* [What is asked]:
Each entry below should be echoed exactly, with pictures omitted.

━━━

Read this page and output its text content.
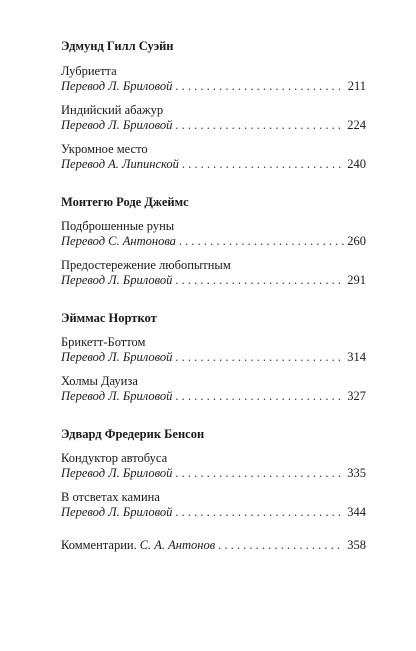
Эдмунд Гилл Суэйн
Лубриетта
Перевод Л. Бриловой . . .	211
Индийский абажур
Перевод Л. Бриловой . . .	224
Укромное место
Перевод А. Липинской . . .	240
Монтегю Роде Джеймс
Подброшенные руны
Перевод С. Антонова . . .	260
Предостережение любопытным
Перевод Л. Бриловой . . .	291
Эйммас Норткот
Брикетт-Боттом
Перевод Л. Бриловой . . .	314
Холмы Дауиза
Перевод Л. Бриловой . . .	327
Эдвард Фредерик Бенсон
Кондуктор автобуса
Перевод Л. Бриловой . . .	335
В отсветах камина
Перевод Л. Бриловой . . .	344
Комментарии. С. А. Антонов . . .	358
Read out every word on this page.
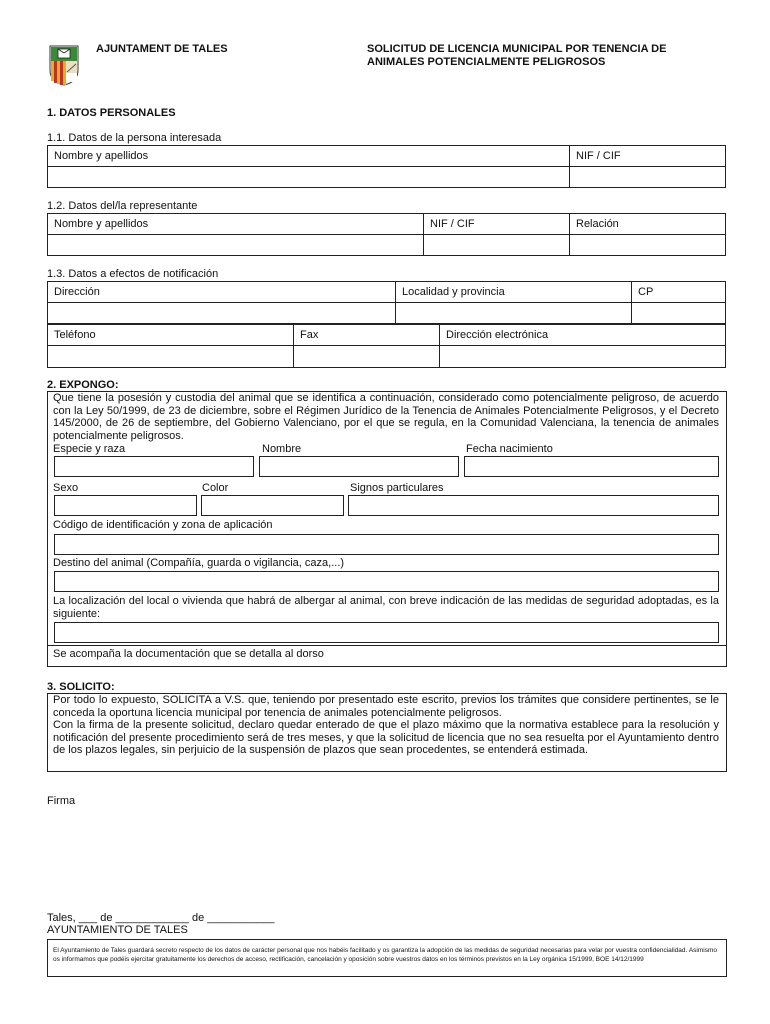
AJUNTAMENT DE TALES	SOLICITUD DE LICENCIA MUNICIPAL POR TENENCIA DE
ANIMALES POTENCIALMENTE PELIGROSOS
1. DATOS PERSONALES
1.1. Datos de la persona interesada
Nombre y apellidos	NIF / CIF

1.2. Datos del/la representante
Nombre y apellidos	NIF / CIF	Relación

1.3. Datos a efectos de notificación
Dirección	Localidad y provincia	CP

Teléfono	Fax	Dirección electrónica

2. EXPONGO:
Que tiene la posesión y custodia del animal que se identifica a continuación, considerado como potencialmente peligroso, de acuerdo con la Ley 50/1999, de 23 de diciembre, sobre el Régimen Jurídico de la Tenencia de Animales Potencialmente Peligrosos, y el Decreto 145/2000, de 26 de septiembre, del Gobierno Valenciano, por el que se regula, en la Comunidad Valenciana, la tenencia de animales potencialmente peligrosos.
Especie y raza	Nombre	Fecha nacimiento
Sexo	Color	Signos particulares
Código de identificación y zona de aplicación
Destino del animal (Compañía, guarda o vigilancia, caza,...)
La localización del local o vivienda que habrá de albergar al animal, con breve indicación de las medidas de seguridad adoptadas, es la siguiente:
Se acompaña la documentación que se detalla al dorso
3. SOLICITO:
Por todo lo expuesto, SOLICITA a V.S. que, teniendo por presentado este escrito, previos los trámites que considere pertinentes, se le conceda la oportuna licencia municipal por tenencia de animales potencialmente peligrosos.
Con la firma de la presente solicitud, declaro quedar enterado de que el plazo máximo que la normativa establece para la resolución y notificación del presente procedimiento será de tres meses, y que la solicitud de licencia que no sea resuelta por el Ayuntamiento dentro de los plazos legales, sin perjuicio de la suspensión de plazos que sean procedentes, se entenderá estimada.
Firma
Tales, ___ de ____________ de ___________
AYUNTAMIENTO DE TALES
El Ayuntamiento de Tales guardará secreto respecto de los datos de carácter personal que nos habéis facilitado y os garantiza la adopción de las medidas de seguridad necesarias para velar por vuestra confidencialidad. Asimismo os informamos que podéis ejercitar gratuitamente los derechos de acceso, rectificación, cancelación y oposición sobre vuestros datos en los términos previstos en la Ley orgánica 15/1999, BOE 14/12/1999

━━━

* [Result of this exercise]:
Read this page and output its text content.
Эдмунд Гилл Суэйн
Лубриетта
Перевод Л. Бриловой . . .	211
Индийский абажур
Перевод Л. Бриловой . . .	224
Укромное место
Перевод А. Липинской . . .	240
Монтегю Роде Джеймс
Подброшенные руны
Перевод С. Антонова . . .	260
Предостережение любопытным
Перевод Л. Бриловой . . .	291
Эйммас Норткот
Брикетт-Боттом
Перевод Л. Бриловой . . .	314
Холмы Дауиза
Перевод Л. Бриловой . . .	327
Эдвард Фредерик Бенсон
Кондуктор автобуса
Перевод Л. Бриловой . . .	335
В отсветах камина
Перевод Л. Бриловой . . .	344
Комментарии. С. А. Антонов . . .	358
Read out every word on this page.
AJUNTAMENT DE TALES	SOLICITUD DE LICENCIA MUNICIPAL POR TENENCIA DE
ANIMALES POTENCIALMENTE PELIGROSOS
1. DATOS PERSONALES
1.1. Datos de la persona interesada
Nombre y apellidos	NIF / CIF

1.2. Datos del/la representante
Nombre y apellidos	NIF / CIF	Relación

1.3. Datos a efectos de notificación
Dirección	Localidad y provincia	CP

Teléfono	Fax	Dirección electrónica

2. EXPONGO:
Que tiene la posesión y custodia del animal que se identifica a continuación, considerado como potencialmente peligroso, de acuerdo con la Ley 50/1999, de 23 de diciembre, sobre el Régimen Jurídico de la Tenencia de Animales Potencialmente Peligrosos, y el Decreto 145/2000, de 26 de septiembre, del Gobierno Valenciano, por el que se regula, en la Comunidad Valenciana, la tenencia de animales potencialmente peligrosos.
Especie y raza	Nombre	Fecha nacimiento
Sexo	Color	Signos particulares
Código de identificación y zona de aplicación
Destino del animal (Compañía, guarda o vigilancia, caza,...)
La localización del local o vivienda que habrá de albergar al animal, con breve indicación de las medidas de seguridad adoptadas, es la siguiente:
Se acompaña la documentación que se detalla al dorso
3. SOLICITO:
Por todo lo expuesto, SOLICITA a V.S. que, teniendo por presentado este escrito, previos los trámites que considere pertinentes, se le conceda la oportuna licencia municipal por tenencia de animales potencialmente peligrosos.
Con la firma de la presente solicitud, declaro quedar enterado de que el plazo máximo que la normativa establece para la resolución y notificación del presente procedimiento será de tres meses, y que la solicitud de licencia que no sea resuelta por el Ayuntamiento dentro de los plazos legales, sin perjuicio de la suspensión de plazos que sean procedentes, se entenderá estimada.
Firma
Tales, ___ de ____________ de ___________
AYUNTAMIENTO DE TALES
El Ayuntamiento de Tales guardará secreto respecto de los datos de carácter personal que nos habéis facilitado y os garantiza la adopción de las medidas de seguridad necesarias para velar por vuestra confidencialidad. Asimismo os informamos que podéis ejercitar gratuitamente los derechos de acceso, rectificación, cancelación y oposición sobre vuestros datos en los términos previstos en la Ley orgánica 15/1999, BOE 14/12/1999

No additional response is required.